━━━━━ Records for processing

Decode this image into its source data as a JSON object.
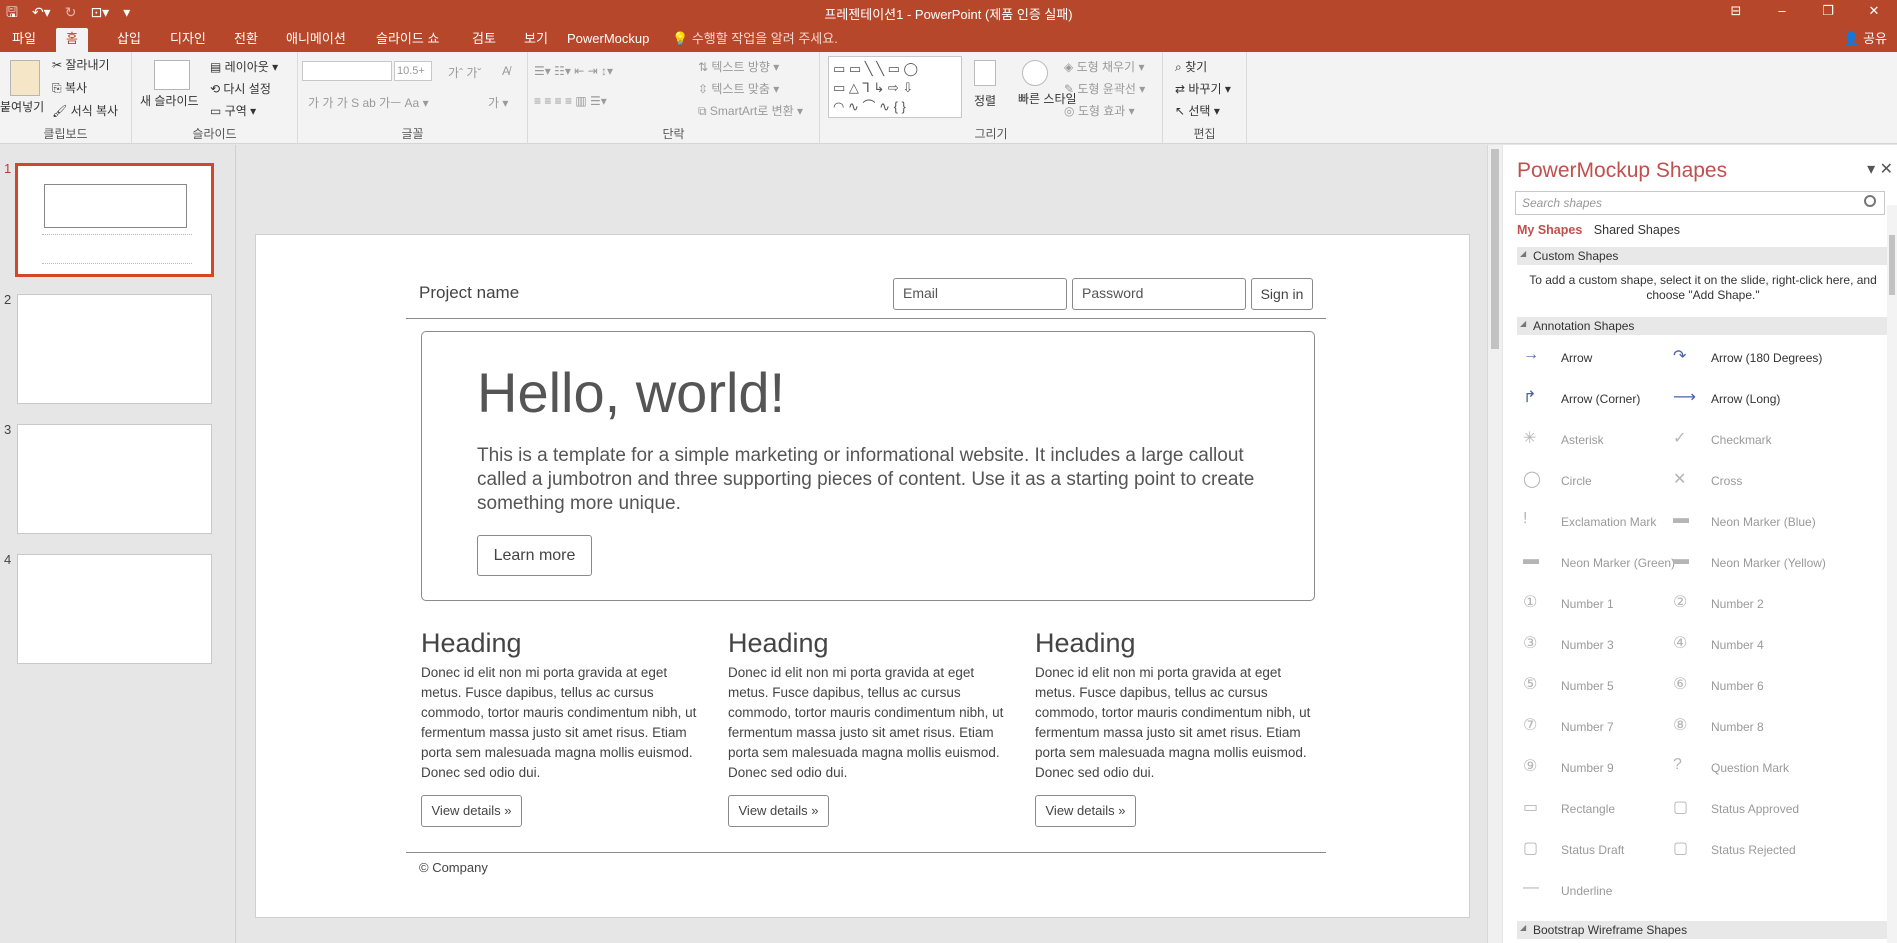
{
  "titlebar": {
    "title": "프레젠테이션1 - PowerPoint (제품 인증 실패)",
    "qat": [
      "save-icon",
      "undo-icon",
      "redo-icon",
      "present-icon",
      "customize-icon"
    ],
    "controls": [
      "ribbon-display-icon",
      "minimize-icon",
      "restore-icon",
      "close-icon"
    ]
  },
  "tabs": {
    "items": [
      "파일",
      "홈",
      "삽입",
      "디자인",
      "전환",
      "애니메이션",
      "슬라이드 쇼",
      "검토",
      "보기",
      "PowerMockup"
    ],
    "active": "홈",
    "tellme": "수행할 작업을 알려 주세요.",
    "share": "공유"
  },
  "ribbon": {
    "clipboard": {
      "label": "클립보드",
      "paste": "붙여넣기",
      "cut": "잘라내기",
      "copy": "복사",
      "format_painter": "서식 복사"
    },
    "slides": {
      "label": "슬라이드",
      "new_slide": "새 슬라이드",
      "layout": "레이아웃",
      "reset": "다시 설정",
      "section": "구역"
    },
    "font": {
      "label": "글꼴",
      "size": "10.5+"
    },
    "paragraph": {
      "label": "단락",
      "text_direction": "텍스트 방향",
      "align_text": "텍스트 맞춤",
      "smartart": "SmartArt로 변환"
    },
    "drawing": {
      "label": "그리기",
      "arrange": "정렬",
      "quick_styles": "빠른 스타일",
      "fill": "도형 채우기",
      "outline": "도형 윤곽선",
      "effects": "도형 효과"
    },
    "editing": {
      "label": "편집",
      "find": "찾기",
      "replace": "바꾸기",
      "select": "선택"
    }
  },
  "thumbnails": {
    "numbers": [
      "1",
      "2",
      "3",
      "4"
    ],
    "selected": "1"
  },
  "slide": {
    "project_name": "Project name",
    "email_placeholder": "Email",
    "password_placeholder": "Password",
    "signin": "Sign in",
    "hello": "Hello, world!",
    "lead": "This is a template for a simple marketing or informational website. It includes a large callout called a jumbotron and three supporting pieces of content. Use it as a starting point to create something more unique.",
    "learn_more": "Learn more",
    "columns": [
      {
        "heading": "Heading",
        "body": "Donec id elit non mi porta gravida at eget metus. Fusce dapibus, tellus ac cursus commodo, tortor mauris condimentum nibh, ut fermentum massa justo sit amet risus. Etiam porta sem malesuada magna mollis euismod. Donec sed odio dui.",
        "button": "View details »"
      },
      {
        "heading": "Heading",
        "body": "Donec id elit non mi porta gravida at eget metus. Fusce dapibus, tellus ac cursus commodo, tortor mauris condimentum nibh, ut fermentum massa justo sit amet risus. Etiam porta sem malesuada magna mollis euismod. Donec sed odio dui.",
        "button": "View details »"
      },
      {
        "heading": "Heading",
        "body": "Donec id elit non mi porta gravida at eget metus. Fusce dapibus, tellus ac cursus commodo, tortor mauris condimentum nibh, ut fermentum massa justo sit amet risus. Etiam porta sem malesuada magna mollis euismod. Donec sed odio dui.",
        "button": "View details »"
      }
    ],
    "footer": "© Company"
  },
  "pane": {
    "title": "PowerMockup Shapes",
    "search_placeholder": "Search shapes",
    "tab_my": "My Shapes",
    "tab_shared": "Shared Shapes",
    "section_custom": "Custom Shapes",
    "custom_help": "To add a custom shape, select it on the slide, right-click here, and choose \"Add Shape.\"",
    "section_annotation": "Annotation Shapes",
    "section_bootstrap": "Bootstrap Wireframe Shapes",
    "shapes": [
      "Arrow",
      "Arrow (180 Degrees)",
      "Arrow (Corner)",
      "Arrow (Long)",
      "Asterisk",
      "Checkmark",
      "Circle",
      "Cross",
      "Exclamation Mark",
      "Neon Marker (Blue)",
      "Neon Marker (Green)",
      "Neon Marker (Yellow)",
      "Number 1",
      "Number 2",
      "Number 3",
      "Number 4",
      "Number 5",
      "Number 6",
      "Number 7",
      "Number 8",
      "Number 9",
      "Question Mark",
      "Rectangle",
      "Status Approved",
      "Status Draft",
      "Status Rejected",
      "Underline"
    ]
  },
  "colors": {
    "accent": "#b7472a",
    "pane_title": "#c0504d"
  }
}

━━━━━━━━━━
━━━━━ Records for processing

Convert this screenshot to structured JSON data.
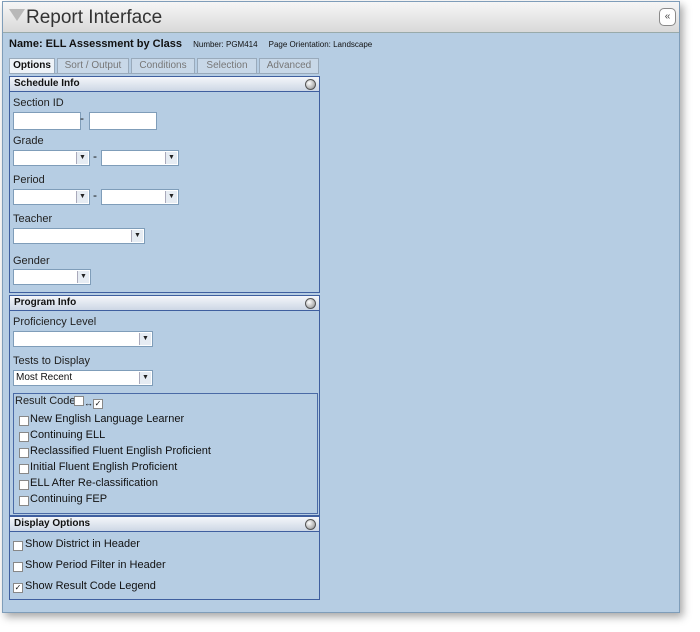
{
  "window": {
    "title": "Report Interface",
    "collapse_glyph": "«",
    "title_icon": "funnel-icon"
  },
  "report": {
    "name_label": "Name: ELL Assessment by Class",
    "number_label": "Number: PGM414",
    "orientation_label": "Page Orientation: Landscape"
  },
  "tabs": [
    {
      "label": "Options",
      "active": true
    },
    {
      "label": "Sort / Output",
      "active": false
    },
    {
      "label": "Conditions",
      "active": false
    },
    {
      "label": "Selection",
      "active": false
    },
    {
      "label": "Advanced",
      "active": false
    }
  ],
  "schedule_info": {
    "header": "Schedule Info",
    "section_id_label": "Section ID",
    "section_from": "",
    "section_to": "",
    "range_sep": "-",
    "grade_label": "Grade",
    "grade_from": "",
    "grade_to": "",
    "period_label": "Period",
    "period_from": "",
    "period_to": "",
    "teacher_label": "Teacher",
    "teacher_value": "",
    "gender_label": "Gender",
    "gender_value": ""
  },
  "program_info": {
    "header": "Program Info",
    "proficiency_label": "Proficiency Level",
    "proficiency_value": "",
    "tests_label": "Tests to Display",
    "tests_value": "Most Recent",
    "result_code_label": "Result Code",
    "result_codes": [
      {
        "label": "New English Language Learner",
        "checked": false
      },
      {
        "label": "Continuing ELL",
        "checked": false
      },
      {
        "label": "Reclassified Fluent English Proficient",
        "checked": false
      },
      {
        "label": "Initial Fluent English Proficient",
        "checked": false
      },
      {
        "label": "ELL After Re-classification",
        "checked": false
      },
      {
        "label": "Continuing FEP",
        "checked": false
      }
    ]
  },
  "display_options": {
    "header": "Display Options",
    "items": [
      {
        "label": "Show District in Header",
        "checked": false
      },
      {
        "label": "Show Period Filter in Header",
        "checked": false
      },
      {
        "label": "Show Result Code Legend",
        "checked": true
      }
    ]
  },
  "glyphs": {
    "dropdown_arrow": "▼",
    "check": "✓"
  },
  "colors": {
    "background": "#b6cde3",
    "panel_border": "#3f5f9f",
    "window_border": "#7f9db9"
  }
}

━━━━━━━━━━

#### The request:
Identify each line of the material where the word "data" shows up, and copy it.

#### Exercise response:
Decode this image into its source data as a JSON object.
Convert this screenshot to structured JSON data.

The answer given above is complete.